> Input data
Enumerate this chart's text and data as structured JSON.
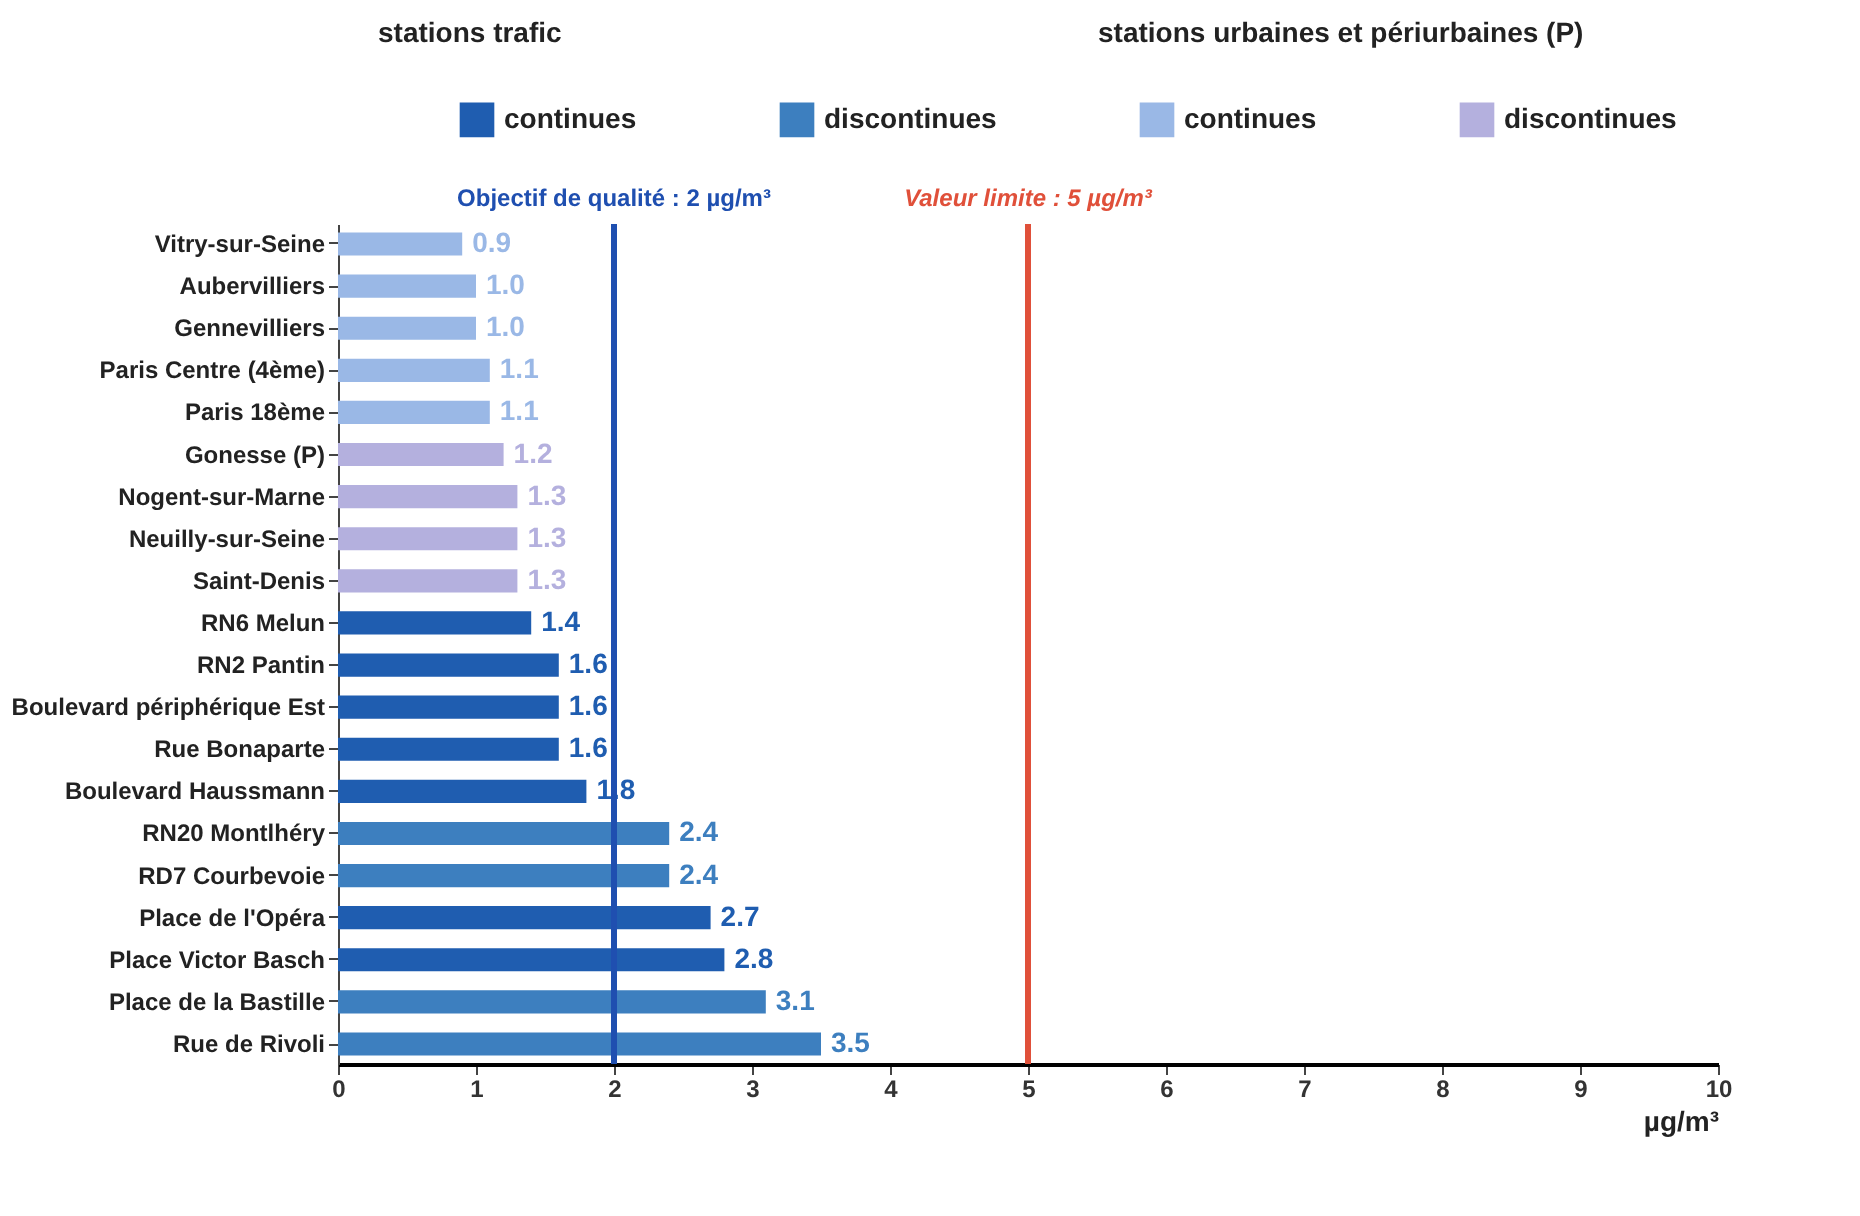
{
  "chart_data": {
    "type": "bar",
    "orientation": "horizontal",
    "categories": [
      "Vitry-sur-Seine",
      "Aubervilliers",
      "Gennevilliers",
      "Paris Centre (4ème)",
      "Paris 18ème",
      "Gonesse (P)",
      "Nogent-sur-Marne",
      "Neuilly-sur-Seine",
      "Saint-Denis",
      "RN6 Melun",
      "RN2 Pantin",
      "Boulevard périphérique Est",
      "Rue Bonaparte",
      "Boulevard Haussmann",
      "RN20 Montlhéry",
      "RD7 Courbevoie",
      "Place de l'Opéra",
      "Place Victor Basch",
      "Place de la Bastille",
      "Rue de Rivoli"
    ],
    "series": [
      {
        "name": "continues",
        "color": "#1f5db0",
        "values": [
          null,
          null,
          null,
          null,
          null,
          null,
          null,
          null,
          null,
          1.4,
          1.6,
          1.6,
          1.6,
          1.8,
          null,
          null,
          2.7,
          2.8,
          null,
          null
        ],
        "value_labels": [
          null,
          null,
          null,
          null,
          null,
          null,
          null,
          null,
          null,
          "1.4",
          "1.6",
          "1.6",
          "1.6",
          "1.8",
          null,
          null,
          "2.7",
          "2.8",
          null,
          null
        ]
      },
      {
        "name": "discontinues",
        "color": "#3d7fbf",
        "values": [
          null,
          null,
          null,
          null,
          null,
          null,
          null,
          null,
          null,
          null,
          null,
          null,
          null,
          null,
          2.4,
          2.4,
          null,
          null,
          3.1,
          3.5
        ],
        "value_labels": [
          null,
          null,
          null,
          null,
          null,
          null,
          null,
          null,
          null,
          null,
          null,
          null,
          null,
          null,
          "2.4",
          "2.4",
          null,
          null,
          "3.1",
          "3.5"
        ]
      },
      {
        "name": "continues ",
        "color": "#9ab8e6",
        "values": [
          0.9,
          1.0,
          1.0,
          1.1,
          1.1,
          null,
          null,
          null,
          null,
          null,
          null,
          null,
          null,
          null,
          null,
          null,
          null,
          null,
          null,
          null
        ],
        "value_labels": [
          "0.9",
          "1.0",
          "1.0",
          "1.1",
          "1.1",
          null,
          null,
          null,
          null,
          null,
          null,
          null,
          null,
          null,
          null,
          null,
          null,
          null,
          null,
          null
        ]
      },
      {
        "name": "discontinues ",
        "color": "#b4b0de",
        "values": [
          null,
          null,
          null,
          null,
          null,
          1.2,
          1.3,
          1.3,
          1.3,
          null,
          null,
          null,
          null,
          null,
          null,
          null,
          null,
          null,
          null,
          null
        ],
        "value_labels": [
          null,
          null,
          null,
          null,
          null,
          "1.2",
          "1.3",
          "1.3",
          "1.3",
          null,
          null,
          null,
          null,
          null,
          null,
          null,
          null,
          null,
          null,
          null
        ]
      }
    ],
    "xlabel": "µg/m³",
    "xlim": [
      0,
      10
    ],
    "xticks": [
      0,
      1,
      2,
      3,
      4,
      5,
      6,
      7,
      8,
      9,
      10
    ],
    "ref_lines": [
      {
        "axis": "x",
        "value": 2,
        "label": "Objectif de qualité : 2 µg/m³",
        "color": "#1f4fb0"
      },
      {
        "axis": "x",
        "value": 5,
        "label": "Valeur limite : 5 µg/m³",
        "color": "#e0503a"
      }
    ],
    "annotations": [
      "stations trafic",
      "stations urbaines et périurbaines (P)"
    ],
    "legend": "top",
    "grid": false
  }
}
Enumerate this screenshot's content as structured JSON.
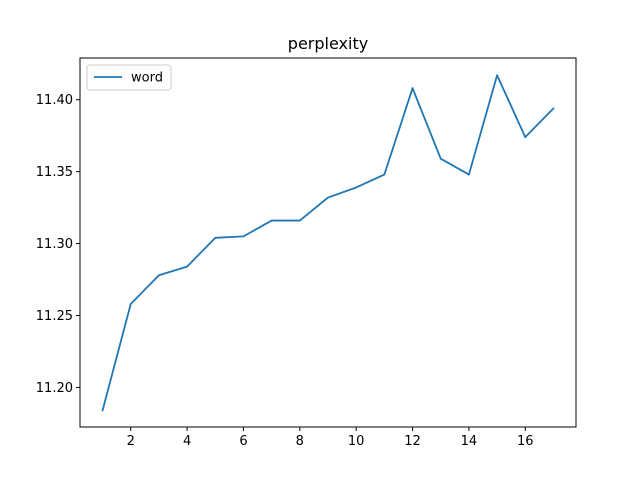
{
  "chart_data": {
    "type": "line",
    "title": "perplexity",
    "xlabel": "",
    "ylabel": "",
    "xlim": [
      0.2,
      17.8
    ],
    "ylim": [
      11.1725,
      11.429
    ],
    "xticks": [
      2,
      4,
      6,
      8,
      10,
      12,
      14,
      16
    ],
    "xtick_labels": [
      "2",
      "4",
      "6",
      "8",
      "10",
      "12",
      "14",
      "16"
    ],
    "yticks": [
      11.2,
      11.25,
      11.3,
      11.35,
      11.4
    ],
    "ytick_labels": [
      "11.20",
      "11.25",
      "11.30",
      "11.35",
      "11.40"
    ],
    "grid": false,
    "legend_position": "upper-left",
    "series": [
      {
        "name": "word",
        "color": "#1f77b4",
        "x": [
          1,
          2,
          3,
          4,
          5,
          6,
          7,
          8,
          9,
          10,
          11,
          12,
          13,
          14,
          15,
          16,
          17
        ],
        "y": [
          11.184,
          11.258,
          11.278,
          11.284,
          11.304,
          11.305,
          11.316,
          11.316,
          11.332,
          11.339,
          11.348,
          11.408,
          11.359,
          11.348,
          11.417,
          11.374,
          11.394
        ]
      }
    ]
  }
}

> Task brief
Above are the records. Copy every line in them holding "name".

> Complete response
        "name": "continues",
        "name": "discontinues",
        "name": "continues ",
        "name": "discontinues ",
        "name": "word",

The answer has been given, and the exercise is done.